[Start TASK INPUT]

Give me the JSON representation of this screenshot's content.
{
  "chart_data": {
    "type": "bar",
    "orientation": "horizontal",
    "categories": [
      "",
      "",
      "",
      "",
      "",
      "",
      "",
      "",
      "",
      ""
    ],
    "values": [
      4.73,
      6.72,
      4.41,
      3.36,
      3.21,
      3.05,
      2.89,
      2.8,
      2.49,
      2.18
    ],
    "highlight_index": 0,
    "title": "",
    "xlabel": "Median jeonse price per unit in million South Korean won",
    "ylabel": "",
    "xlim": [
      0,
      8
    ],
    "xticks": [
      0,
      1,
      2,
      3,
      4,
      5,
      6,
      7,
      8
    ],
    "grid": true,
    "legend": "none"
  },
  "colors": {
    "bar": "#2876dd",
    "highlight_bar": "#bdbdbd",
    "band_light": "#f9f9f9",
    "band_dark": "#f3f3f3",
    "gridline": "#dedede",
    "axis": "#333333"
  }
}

[End TASK INPUT]

** WHAT TO DO **
Return all of the entries exactly as they were supplied.

** RESPONSE **
Give me the JSON representation of this screenshot's content.
{
  "chart_data": {
    "type": "bar",
    "orientation": "horizontal",
    "categories": [
      "",
      "",
      "",
      "",
      "",
      "",
      "",
      "",
      "",
      ""
    ],
    "values": [
      4.73,
      6.72,
      4.41,
      3.36,
      3.21,
      3.05,
      2.89,
      2.8,
      2.49,
      2.18
    ],
    "highlight_index": 0,
    "title": "",
    "xlabel": "Median jeonse price per unit in million South Korean won",
    "ylabel": "",
    "xlim": [
      0,
      8
    ],
    "xticks": [
      0,
      1,
      2,
      3,
      4,
      5,
      6,
      7,
      8
    ],
    "grid": true,
    "legend": "none"
  },
  "colors": {
    "bar": "#2876dd",
    "highlight_bar": "#bdbdbd",
    "band_light": "#f9f9f9",
    "band_dark": "#f3f3f3",
    "gridline": "#dedede",
    "axis": "#333333"
  }
}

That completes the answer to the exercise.